Filter for the word "type" and keep each matching line.

-- begin MATERIAL SUPPLIED --

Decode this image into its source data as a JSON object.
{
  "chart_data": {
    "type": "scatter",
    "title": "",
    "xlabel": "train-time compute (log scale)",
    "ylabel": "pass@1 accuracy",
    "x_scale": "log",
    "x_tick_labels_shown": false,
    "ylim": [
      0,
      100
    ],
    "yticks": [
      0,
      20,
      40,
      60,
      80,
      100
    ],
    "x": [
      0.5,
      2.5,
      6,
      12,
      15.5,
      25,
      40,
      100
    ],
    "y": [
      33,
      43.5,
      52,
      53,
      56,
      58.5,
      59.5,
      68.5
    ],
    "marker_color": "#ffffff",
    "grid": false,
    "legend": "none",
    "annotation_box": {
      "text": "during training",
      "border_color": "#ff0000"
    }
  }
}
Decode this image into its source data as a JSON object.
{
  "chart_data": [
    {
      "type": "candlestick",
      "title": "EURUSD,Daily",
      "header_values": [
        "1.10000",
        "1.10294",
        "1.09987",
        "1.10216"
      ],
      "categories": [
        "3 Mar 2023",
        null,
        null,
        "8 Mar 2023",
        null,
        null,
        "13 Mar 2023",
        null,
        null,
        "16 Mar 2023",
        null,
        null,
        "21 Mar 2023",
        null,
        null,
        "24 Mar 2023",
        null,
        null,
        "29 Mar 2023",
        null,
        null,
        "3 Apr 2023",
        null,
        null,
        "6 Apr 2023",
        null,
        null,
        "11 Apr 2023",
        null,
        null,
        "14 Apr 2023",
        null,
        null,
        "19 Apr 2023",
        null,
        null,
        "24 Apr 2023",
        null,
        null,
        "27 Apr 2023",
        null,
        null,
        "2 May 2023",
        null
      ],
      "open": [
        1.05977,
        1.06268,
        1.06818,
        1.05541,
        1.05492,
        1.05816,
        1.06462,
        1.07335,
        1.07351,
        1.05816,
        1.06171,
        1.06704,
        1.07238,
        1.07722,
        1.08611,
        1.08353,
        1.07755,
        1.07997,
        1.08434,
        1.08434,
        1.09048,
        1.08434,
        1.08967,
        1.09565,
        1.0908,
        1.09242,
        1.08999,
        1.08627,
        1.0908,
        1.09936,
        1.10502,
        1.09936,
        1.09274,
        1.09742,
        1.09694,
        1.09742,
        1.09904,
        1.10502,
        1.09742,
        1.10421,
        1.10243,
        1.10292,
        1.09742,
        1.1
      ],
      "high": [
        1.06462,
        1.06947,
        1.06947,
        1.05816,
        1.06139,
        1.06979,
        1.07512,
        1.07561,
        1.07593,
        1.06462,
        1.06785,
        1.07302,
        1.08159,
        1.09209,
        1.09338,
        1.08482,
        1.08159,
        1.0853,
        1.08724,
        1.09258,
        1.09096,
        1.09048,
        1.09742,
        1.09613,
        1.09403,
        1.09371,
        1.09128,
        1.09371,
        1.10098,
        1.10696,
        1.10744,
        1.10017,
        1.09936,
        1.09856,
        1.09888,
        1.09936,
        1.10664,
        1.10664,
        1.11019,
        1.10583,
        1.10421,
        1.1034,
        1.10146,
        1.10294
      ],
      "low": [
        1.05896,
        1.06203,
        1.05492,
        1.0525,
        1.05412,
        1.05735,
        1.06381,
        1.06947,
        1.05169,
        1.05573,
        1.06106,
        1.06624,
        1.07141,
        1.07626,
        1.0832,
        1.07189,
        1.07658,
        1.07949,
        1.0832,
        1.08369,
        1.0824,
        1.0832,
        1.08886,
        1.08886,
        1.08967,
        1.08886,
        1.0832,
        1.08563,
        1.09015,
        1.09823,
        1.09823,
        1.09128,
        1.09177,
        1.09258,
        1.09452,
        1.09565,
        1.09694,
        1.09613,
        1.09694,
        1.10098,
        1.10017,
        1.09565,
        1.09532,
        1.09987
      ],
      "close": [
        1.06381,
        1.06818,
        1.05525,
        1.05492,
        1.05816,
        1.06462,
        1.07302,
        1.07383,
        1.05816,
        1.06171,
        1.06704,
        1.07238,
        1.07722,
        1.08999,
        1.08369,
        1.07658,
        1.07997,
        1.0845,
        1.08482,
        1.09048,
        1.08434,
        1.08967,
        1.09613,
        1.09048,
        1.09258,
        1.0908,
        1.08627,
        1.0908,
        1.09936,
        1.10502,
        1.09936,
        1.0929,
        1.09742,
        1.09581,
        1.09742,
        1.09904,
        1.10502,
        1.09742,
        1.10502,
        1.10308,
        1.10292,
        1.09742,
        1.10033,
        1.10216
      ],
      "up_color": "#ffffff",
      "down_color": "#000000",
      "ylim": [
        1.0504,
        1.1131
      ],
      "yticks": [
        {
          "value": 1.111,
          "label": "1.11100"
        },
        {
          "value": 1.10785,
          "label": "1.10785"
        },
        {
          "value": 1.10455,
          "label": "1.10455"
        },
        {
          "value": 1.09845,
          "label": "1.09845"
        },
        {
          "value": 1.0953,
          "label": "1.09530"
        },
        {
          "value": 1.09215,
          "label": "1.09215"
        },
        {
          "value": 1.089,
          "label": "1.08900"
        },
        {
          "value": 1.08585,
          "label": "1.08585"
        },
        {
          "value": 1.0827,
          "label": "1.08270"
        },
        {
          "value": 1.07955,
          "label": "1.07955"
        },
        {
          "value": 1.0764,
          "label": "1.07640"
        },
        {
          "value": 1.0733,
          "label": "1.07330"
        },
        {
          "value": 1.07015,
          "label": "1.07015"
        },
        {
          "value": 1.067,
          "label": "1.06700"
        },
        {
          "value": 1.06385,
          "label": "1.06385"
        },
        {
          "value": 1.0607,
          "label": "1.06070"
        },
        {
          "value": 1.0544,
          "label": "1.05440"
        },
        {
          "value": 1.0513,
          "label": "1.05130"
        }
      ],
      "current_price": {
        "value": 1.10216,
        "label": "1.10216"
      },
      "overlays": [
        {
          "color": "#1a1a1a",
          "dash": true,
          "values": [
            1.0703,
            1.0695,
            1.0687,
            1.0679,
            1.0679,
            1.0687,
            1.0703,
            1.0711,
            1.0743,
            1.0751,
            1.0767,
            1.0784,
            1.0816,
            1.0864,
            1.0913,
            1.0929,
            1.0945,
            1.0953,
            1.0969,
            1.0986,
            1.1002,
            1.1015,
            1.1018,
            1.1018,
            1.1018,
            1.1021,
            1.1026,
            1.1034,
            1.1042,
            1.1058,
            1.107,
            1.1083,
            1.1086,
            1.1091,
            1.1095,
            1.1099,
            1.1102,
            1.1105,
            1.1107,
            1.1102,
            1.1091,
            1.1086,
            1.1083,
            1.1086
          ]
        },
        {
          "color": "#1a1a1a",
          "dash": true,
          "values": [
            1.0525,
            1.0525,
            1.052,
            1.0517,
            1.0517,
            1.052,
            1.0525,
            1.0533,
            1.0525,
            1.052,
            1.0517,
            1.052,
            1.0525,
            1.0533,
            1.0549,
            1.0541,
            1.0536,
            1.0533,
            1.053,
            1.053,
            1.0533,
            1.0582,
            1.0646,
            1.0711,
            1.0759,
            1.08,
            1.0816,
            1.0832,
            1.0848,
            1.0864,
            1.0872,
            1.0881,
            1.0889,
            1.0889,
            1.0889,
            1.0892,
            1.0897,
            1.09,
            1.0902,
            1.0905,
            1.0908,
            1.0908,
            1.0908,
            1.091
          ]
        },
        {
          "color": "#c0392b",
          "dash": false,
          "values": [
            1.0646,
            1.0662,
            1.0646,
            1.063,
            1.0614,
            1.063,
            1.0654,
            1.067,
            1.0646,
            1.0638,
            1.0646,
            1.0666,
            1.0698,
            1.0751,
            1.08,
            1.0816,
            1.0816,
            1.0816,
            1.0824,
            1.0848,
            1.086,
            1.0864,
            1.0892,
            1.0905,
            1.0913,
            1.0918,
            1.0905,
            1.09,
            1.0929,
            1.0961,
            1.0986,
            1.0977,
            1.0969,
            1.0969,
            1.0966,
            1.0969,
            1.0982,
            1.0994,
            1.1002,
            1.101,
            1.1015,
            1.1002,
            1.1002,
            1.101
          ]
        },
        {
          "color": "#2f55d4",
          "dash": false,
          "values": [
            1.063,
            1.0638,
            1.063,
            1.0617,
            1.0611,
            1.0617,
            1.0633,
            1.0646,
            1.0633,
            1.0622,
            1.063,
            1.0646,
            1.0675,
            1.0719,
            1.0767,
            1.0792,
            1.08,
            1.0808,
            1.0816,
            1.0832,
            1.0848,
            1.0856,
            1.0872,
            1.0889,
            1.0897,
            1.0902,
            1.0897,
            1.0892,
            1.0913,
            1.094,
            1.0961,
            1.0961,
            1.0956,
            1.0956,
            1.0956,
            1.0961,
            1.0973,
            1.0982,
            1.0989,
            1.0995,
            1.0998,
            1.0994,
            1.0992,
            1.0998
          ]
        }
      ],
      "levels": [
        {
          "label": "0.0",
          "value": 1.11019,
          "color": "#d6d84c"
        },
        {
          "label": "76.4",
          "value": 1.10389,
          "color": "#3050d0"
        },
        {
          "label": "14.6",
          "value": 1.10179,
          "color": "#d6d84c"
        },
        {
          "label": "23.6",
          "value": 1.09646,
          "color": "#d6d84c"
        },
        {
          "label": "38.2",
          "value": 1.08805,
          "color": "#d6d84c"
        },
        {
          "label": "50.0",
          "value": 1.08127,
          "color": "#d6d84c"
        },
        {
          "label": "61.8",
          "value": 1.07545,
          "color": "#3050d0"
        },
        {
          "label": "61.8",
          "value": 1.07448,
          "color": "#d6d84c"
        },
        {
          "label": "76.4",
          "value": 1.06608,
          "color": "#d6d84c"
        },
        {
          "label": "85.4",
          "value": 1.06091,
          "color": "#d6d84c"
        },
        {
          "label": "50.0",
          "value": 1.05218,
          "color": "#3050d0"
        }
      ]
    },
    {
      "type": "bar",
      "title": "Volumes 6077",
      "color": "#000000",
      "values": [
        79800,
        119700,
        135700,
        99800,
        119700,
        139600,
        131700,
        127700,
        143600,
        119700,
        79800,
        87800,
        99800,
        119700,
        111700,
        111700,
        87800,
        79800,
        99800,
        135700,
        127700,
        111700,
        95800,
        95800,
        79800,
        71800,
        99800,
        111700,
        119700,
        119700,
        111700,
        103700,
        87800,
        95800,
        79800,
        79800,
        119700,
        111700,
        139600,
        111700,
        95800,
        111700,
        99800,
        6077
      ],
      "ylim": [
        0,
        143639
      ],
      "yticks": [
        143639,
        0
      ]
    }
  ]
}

-- end MATERIAL SUPPLIED --

> EXPECTED ANSWER:
    "type": "scatter",
      "type": "candlestick",
      "type": "bar",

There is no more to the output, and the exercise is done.